→ Record excerpts
==================================================

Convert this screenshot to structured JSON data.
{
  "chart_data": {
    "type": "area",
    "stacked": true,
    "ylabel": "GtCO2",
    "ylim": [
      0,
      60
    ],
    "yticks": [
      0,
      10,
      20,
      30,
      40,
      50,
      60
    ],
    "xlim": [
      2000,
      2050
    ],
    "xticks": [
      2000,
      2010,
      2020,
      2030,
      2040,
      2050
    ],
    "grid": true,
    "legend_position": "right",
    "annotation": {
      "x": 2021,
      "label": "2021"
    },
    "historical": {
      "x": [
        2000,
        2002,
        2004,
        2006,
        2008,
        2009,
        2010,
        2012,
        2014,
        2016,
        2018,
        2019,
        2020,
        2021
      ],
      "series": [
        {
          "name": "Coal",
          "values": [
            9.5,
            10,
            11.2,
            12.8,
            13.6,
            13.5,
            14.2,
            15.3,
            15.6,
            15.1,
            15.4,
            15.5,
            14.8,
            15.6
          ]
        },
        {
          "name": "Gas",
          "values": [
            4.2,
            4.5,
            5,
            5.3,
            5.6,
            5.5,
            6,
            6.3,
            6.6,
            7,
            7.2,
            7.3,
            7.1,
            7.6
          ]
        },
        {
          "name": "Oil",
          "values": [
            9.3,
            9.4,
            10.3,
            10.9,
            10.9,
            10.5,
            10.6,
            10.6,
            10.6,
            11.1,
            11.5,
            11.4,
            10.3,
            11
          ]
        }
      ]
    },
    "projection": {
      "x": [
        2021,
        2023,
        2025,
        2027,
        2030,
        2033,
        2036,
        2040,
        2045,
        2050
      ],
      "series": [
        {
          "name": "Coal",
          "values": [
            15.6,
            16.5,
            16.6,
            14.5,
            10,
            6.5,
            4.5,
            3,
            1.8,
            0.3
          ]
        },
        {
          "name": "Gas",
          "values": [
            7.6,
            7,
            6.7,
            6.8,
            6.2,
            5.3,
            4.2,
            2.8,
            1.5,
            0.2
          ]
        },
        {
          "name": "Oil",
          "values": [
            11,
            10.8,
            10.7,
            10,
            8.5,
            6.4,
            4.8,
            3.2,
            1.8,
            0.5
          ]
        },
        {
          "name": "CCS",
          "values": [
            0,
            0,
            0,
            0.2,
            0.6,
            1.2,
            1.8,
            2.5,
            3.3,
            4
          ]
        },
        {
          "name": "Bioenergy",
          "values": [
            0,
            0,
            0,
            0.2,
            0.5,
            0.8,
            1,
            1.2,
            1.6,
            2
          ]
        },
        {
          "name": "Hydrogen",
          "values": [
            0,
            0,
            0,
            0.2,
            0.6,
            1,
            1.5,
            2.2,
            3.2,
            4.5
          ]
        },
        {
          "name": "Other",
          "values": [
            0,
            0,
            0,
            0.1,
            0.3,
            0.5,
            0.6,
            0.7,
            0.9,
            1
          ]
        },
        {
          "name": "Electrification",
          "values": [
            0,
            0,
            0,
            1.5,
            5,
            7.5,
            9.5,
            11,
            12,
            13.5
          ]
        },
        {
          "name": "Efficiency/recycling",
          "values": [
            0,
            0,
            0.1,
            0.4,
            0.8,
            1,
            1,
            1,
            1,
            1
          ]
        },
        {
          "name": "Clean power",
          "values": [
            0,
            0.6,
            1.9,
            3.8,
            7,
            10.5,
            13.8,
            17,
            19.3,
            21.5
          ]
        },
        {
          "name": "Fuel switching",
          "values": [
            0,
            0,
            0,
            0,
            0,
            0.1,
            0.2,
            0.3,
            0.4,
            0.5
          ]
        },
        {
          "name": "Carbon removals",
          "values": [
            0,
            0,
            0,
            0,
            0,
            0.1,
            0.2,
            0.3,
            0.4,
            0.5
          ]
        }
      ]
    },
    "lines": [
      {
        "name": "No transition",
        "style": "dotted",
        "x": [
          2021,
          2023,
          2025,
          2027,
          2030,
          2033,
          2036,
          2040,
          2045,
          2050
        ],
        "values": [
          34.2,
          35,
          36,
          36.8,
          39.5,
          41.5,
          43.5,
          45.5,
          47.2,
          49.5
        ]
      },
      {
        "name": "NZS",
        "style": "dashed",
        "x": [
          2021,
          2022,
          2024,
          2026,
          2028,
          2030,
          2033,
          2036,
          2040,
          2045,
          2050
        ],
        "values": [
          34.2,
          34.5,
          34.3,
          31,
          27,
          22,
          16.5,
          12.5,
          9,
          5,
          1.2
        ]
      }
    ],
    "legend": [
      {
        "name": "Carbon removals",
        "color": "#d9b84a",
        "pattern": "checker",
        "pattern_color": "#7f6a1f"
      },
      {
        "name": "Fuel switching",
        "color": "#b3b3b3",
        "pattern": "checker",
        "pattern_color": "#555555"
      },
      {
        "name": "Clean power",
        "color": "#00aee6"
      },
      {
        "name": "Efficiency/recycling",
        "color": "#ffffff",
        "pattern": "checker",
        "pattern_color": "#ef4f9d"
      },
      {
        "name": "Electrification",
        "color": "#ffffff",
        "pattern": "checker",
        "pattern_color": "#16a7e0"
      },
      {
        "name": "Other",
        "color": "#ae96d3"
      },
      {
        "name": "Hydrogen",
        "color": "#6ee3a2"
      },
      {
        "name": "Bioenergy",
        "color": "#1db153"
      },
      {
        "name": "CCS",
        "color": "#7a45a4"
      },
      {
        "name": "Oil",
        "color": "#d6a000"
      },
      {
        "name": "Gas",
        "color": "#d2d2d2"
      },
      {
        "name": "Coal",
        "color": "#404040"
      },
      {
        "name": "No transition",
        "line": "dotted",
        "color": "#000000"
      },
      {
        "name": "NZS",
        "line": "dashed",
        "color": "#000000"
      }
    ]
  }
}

==================================================

→ Task to complete
Reproduce the full listing above, character for character.

→ Complete response
Convert this screenshot to structured JSON data.
{
  "chart_data": {
    "type": "area",
    "stacked": true,
    "ylabel": "GtCO2",
    "ylim": [
      0,
      60
    ],
    "yticks": [
      0,
      10,
      20,
      30,
      40,
      50,
      60
    ],
    "xlim": [
      2000,
      2050
    ],
    "xticks": [
      2000,
      2010,
      2020,
      2030,
      2040,
      2050
    ],
    "grid": true,
    "legend_position": "right",
    "annotation": {
      "x": 2021,
      "label": "2021"
    },
    "historical": {
      "x": [
        2000,
        2002,
        2004,
        2006,
        2008,
        2009,
        2010,
        2012,
        2014,
        2016,
        2018,
        2019,
        2020,
        2021
      ],
      "series": [
        {
          "name": "Coal",
          "values": [
            9.5,
            10,
            11.2,
            12.8,
            13.6,
            13.5,
            14.2,
            15.3,
            15.6,
            15.1,
            15.4,
            15.5,
            14.8,
            15.6
          ]
        },
        {
          "name": "Gas",
          "values": [
            4.2,
            4.5,
            5,
            5.3,
            5.6,
            5.5,
            6,
            6.3,
            6.6,
            7,
            7.2,
            7.3,
            7.1,
            7.6
          ]
        },
        {
          "name": "Oil",
          "values": [
            9.3,
            9.4,
            10.3,
            10.9,
            10.9,
            10.5,
            10.6,
            10.6,
            10.6,
            11.1,
            11.5,
            11.4,
            10.3,
            11
          ]
        }
      ]
    },
    "projection": {
      "x": [
        2021,
        2023,
        2025,
        2027,
        2030,
        2033,
        2036,
        2040,
        2045,
        2050
      ],
      "series": [
        {
          "name": "Coal",
          "values": [
            15.6,
            16.5,
            16.6,
            14.5,
            10,
            6.5,
            4.5,
            3,
            1.8,
            0.3
          ]
        },
        {
          "name": "Gas",
          "values": [
            7.6,
            7,
            6.7,
            6.8,
            6.2,
            5.3,
            4.2,
            2.8,
            1.5,
            0.2
          ]
        },
        {
          "name": "Oil",
          "values": [
            11,
            10.8,
            10.7,
            10,
            8.5,
            6.4,
            4.8,
            3.2,
            1.8,
            0.5
          ]
        },
        {
          "name": "CCS",
          "values": [
            0,
            0,
            0,
            0.2,
            0.6,
            1.2,
            1.8,
            2.5,
            3.3,
            4
          ]
        },
        {
          "name": "Bioenergy",
          "values": [
            0,
            0,
            0,
            0.2,
            0.5,
            0.8,
            1,
            1.2,
            1.6,
            2
          ]
        },
        {
          "name": "Hydrogen",
          "values": [
            0,
            0,
            0,
            0.2,
            0.6,
            1,
            1.5,
            2.2,
            3.2,
            4.5
          ]
        },
        {
          "name": "Other",
          "values": [
            0,
            0,
            0,
            0.1,
            0.3,
            0.5,
            0.6,
            0.7,
            0.9,
            1
          ]
        },
        {
          "name": "Electrification",
          "values": [
            0,
            0,
            0,
            1.5,
            5,
            7.5,
            9.5,
            11,
            12,
            13.5
          ]
        },
        {
          "name": "Efficiency/recycling",
          "values": [
            0,
            0,
            0.1,
            0.4,
            0.8,
            1,
            1,
            1,
            1,
            1
          ]
        },
        {
          "name": "Clean power",
          "values": [
            0,
            0.6,
            1.9,
            3.8,
            7,
            10.5,
            13.8,
            17,
            19.3,
            21.5
          ]
        },
        {
          "name": "Fuel switching",
          "values": [
            0,
            0,
            0,
            0,
            0,
            0.1,
            0.2,
            0.3,
            0.4,
            0.5
          ]
        },
        {
          "name": "Carbon removals",
          "values": [
            0,
            0,
            0,
            0,
            0,
            0.1,
            0.2,
            0.3,
            0.4,
            0.5
          ]
        }
      ]
    },
    "lines": [
      {
        "name": "No transition",
        "style": "dotted",
        "x": [
          2021,
          2023,
          2025,
          2027,
          2030,
          2033,
          2036,
          2040,
          2045,
          2050
        ],
        "values": [
          34.2,
          35,
          36,
          36.8,
          39.5,
          41.5,
          43.5,
          45.5,
          47.2,
          49.5
        ]
      },
      {
        "name": "NZS",
        "style": "dashed",
        "x": [
          2021,
          2022,
          2024,
          2026,
          2028,
          2030,
          2033,
          2036,
          2040,
          2045,
          2050
        ],
        "values": [
          34.2,
          34.5,
          34.3,
          31,
          27,
          22,
          16.5,
          12.5,
          9,
          5,
          1.2
        ]
      }
    ],
    "legend": [
      {
        "name": "Carbon removals",
        "color": "#d9b84a",
        "pattern": "checker",
        "pattern_color": "#7f6a1f"
      },
      {
        "name": "Fuel switching",
        "color": "#b3b3b3",
        "pattern": "checker",
        "pattern_color": "#555555"
      },
      {
        "name": "Clean power",
        "color": "#00aee6"
      },
      {
        "name": "Efficiency/recycling",
        "color": "#ffffff",
        "pattern": "checker",
        "pattern_color": "#ef4f9d"
      },
      {
        "name": "Electrification",
        "color": "#ffffff",
        "pattern": "checker",
        "pattern_color": "#16a7e0"
      },
      {
        "name": "Other",
        "color": "#ae96d3"
      },
      {
        "name": "Hydrogen",
        "color": "#6ee3a2"
      },
      {
        "name": "Bioenergy",
        "color": "#1db153"
      },
      {
        "name": "CCS",
        "color": "#7a45a4"
      },
      {
        "name": "Oil",
        "color": "#d6a000"
      },
      {
        "name": "Gas",
        "color": "#d2d2d2"
      },
      {
        "name": "Coal",
        "color": "#404040"
      },
      {
        "name": "No transition",
        "line": "dotted",
        "color": "#000000"
      },
      {
        "name": "NZS",
        "line": "dashed",
        "color": "#000000"
      }
    ]
  }
}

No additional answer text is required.